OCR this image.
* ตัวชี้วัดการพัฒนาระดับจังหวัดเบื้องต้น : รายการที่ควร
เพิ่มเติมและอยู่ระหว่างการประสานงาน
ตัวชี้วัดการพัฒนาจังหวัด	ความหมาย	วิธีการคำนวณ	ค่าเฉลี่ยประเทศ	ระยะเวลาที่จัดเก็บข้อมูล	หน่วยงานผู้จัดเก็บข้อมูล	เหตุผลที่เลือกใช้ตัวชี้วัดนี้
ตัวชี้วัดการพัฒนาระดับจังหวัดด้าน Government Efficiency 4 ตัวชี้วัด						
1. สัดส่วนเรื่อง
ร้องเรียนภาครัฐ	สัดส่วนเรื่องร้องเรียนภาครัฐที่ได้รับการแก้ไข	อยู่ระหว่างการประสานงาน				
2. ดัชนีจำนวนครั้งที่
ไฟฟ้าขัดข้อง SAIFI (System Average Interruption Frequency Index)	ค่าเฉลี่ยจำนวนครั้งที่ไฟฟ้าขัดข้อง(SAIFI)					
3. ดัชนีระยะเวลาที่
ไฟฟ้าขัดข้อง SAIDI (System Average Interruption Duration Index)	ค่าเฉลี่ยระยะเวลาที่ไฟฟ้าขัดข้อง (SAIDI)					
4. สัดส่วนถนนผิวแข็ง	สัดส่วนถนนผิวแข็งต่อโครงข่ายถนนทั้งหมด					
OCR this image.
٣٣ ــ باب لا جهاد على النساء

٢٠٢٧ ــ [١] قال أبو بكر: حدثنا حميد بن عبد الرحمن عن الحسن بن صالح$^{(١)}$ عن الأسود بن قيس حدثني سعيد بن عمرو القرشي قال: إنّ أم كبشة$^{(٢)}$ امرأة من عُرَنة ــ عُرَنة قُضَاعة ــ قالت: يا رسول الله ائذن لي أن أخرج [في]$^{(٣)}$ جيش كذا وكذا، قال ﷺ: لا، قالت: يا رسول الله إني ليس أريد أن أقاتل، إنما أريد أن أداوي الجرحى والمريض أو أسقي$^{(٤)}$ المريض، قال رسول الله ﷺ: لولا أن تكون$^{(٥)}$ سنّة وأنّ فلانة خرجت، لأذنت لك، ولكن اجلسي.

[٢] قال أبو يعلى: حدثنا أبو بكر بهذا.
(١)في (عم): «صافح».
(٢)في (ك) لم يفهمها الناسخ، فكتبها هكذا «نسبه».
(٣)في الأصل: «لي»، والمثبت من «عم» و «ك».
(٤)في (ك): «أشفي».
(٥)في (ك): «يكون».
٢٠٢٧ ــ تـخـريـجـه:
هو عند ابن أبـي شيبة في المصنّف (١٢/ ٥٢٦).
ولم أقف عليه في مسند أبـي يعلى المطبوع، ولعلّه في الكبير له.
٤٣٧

######

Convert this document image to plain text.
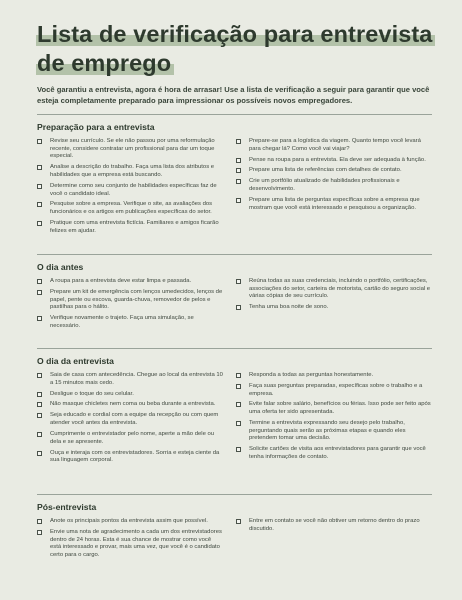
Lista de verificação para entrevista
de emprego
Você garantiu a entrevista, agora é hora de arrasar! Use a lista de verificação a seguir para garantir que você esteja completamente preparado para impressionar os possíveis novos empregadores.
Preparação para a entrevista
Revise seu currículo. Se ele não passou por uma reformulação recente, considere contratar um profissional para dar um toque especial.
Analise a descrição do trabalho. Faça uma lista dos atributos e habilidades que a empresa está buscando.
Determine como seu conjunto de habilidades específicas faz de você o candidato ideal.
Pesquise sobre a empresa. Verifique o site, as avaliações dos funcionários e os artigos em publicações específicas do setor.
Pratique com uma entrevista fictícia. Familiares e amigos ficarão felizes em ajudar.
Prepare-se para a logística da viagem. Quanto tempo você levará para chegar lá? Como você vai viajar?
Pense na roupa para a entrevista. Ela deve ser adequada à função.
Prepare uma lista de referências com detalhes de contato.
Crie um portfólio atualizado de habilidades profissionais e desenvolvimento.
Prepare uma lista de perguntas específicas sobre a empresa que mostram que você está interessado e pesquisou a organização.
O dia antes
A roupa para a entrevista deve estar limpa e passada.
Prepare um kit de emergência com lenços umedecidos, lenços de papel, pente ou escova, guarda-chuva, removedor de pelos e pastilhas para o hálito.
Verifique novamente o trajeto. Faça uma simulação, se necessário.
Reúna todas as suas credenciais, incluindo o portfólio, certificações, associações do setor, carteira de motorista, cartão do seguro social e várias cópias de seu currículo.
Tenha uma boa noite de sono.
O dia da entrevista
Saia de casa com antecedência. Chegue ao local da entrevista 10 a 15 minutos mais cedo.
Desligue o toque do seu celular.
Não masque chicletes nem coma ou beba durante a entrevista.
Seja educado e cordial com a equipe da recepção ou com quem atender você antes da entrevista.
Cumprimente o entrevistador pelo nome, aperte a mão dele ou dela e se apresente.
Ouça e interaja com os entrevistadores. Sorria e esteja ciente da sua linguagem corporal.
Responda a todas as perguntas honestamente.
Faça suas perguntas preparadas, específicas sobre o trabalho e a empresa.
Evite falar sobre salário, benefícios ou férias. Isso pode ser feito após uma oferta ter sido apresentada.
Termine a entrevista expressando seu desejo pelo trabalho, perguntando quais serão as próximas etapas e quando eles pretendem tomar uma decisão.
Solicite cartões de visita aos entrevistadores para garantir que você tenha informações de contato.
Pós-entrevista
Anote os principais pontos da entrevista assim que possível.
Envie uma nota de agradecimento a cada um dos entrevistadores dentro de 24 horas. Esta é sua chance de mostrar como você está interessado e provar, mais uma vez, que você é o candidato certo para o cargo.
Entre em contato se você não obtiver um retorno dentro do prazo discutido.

######

- Problem to work on
Show, from the listing above, each line that contains the word "างการประสานงาน".

- Task response
เพิ่มเติมและอยู่ระหว่างการประสานงาน
ร้องเรียนภาครัฐ	สัดส่วนเรื่องร้องเรียนภาครัฐที่ได้รับการแก้ไข	อยู่ระหว่างการประสานงาน				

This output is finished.